DO THIS ::
The records below must be copied in full; omit the images.

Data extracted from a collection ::
========
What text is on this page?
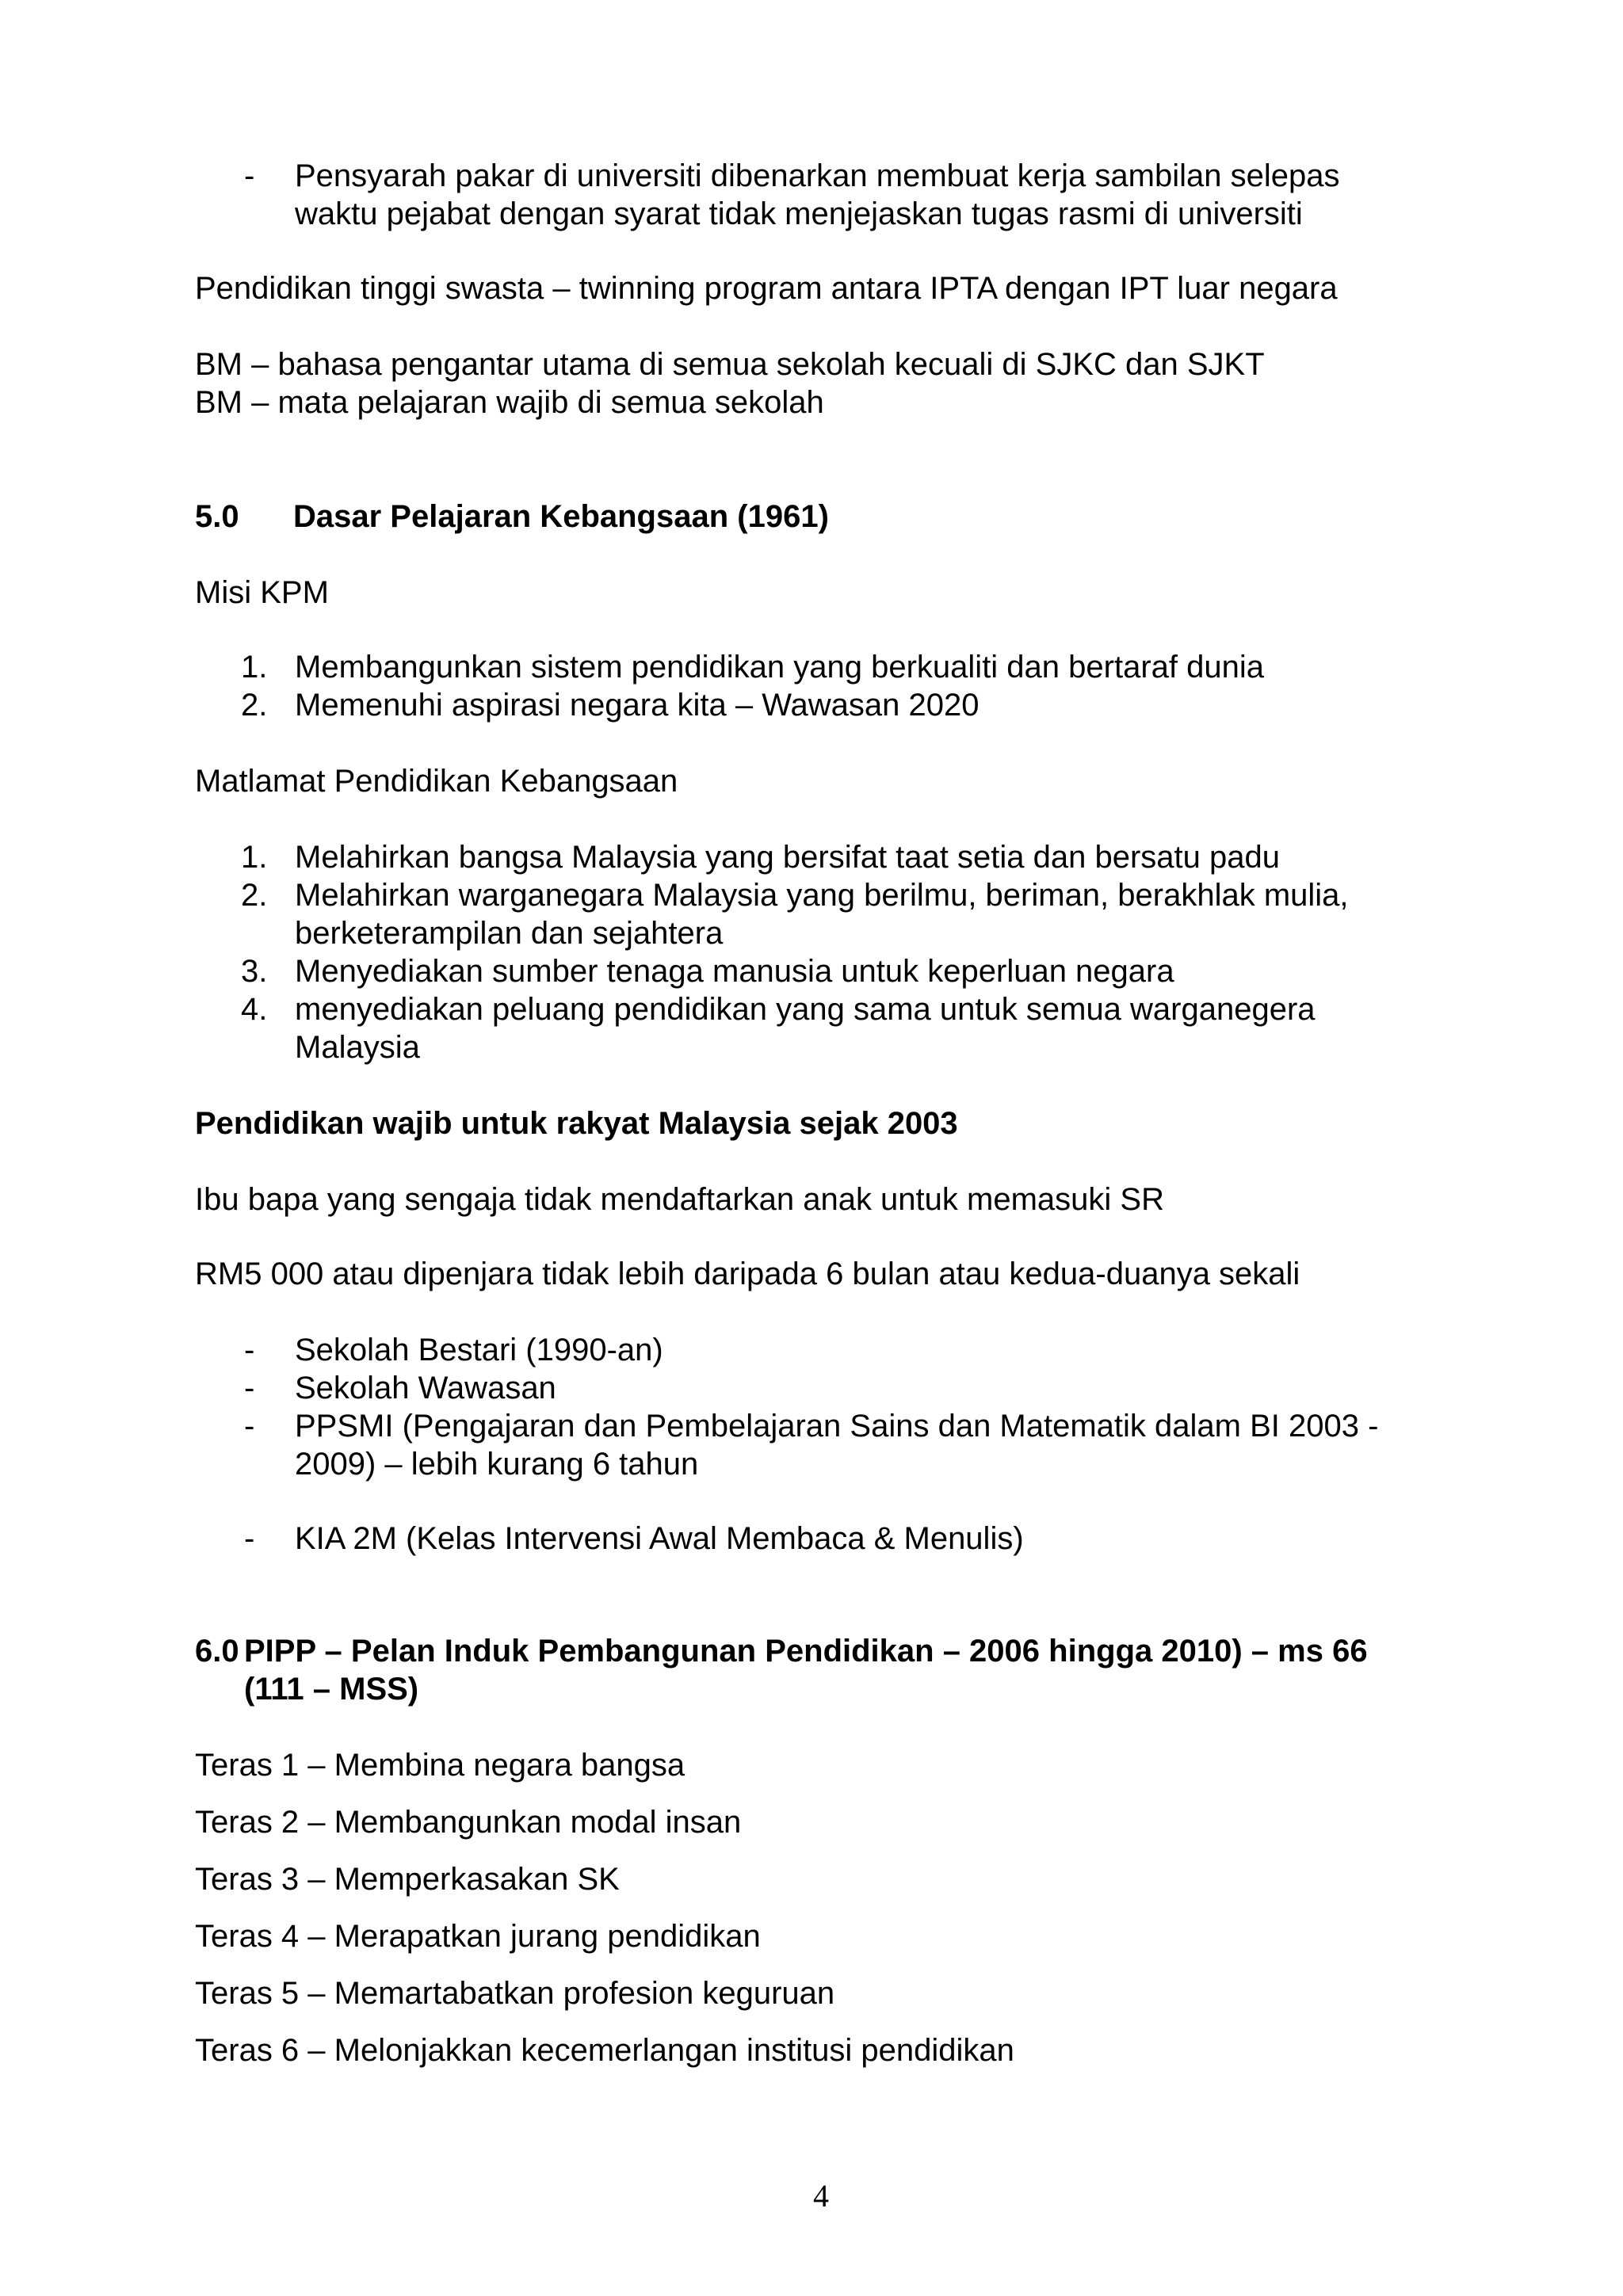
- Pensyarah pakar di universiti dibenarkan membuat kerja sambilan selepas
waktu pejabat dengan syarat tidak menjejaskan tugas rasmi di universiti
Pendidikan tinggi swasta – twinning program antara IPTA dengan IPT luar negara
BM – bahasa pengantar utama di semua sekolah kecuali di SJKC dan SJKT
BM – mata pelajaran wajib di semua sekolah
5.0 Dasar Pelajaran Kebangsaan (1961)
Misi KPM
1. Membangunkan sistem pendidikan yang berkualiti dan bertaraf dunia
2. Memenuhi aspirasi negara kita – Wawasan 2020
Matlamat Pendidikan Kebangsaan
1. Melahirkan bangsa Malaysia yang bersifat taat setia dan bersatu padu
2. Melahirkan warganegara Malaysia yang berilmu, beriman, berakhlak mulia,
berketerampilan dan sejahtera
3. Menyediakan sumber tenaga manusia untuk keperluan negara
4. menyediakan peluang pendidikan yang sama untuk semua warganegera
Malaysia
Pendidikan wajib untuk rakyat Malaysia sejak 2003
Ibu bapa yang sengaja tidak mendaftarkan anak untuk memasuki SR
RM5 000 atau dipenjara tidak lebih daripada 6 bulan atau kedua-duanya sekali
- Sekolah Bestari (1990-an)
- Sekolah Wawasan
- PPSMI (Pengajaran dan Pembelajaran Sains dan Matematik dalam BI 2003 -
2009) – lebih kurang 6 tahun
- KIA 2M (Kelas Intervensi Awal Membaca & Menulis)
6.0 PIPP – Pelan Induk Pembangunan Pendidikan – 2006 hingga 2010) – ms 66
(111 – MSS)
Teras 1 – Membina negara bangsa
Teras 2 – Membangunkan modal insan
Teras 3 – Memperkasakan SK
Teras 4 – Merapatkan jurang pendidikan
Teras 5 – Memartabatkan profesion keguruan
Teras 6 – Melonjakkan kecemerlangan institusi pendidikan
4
========
REPLY ::
What text is on this page?
- Pensyarah pakar di universiti dibenarkan membuat kerja sambilan selepas
waktu pejabat dengan syarat tidak menjejaskan tugas rasmi di universiti
Pendidikan tinggi swasta – twinning program antara IPTA dengan IPT luar negara
BM – bahasa pengantar utama di semua sekolah kecuali di SJKC dan SJKT
BM – mata pelajaran wajib di semua sekolah
5.0 Dasar Pelajaran Kebangsaan (1961)
Misi KPM
1. Membangunkan sistem pendidikan yang berkualiti dan bertaraf dunia
2. Memenuhi aspirasi negara kita – Wawasan 2020
Matlamat Pendidikan Kebangsaan
1. Melahirkan bangsa Malaysia yang bersifat taat setia dan bersatu padu
2. Melahirkan warganegara Malaysia yang berilmu, beriman, berakhlak mulia,
berketerampilan dan sejahtera
3. Menyediakan sumber tenaga manusia untuk keperluan negara
4. menyediakan peluang pendidikan yang sama untuk semua warganegera
Malaysia
Pendidikan wajib untuk rakyat Malaysia sejak 2003
Ibu bapa yang sengaja tidak mendaftarkan anak untuk memasuki SR
RM5 000 atau dipenjara tidak lebih daripada 6 bulan atau kedua-duanya sekali
- Sekolah Bestari (1990-an)
- Sekolah Wawasan
- PPSMI (Pengajaran dan Pembelajaran Sains dan Matematik dalam BI 2003 -
2009) – lebih kurang 6 tahun
- KIA 2M (Kelas Intervensi Awal Membaca & Menulis)
6.0 PIPP – Pelan Induk Pembangunan Pendidikan – 2006 hingga 2010) – ms 66
(111 – MSS)
Teras 1 – Membina negara bangsa
Teras 2 – Membangunkan modal insan
Teras 3 – Memperkasakan SK
Teras 4 – Merapatkan jurang pendidikan
Teras 5 – Memartabatkan profesion keguruan
Teras 6 – Melonjakkan kecemerlangan institusi pendidikan
4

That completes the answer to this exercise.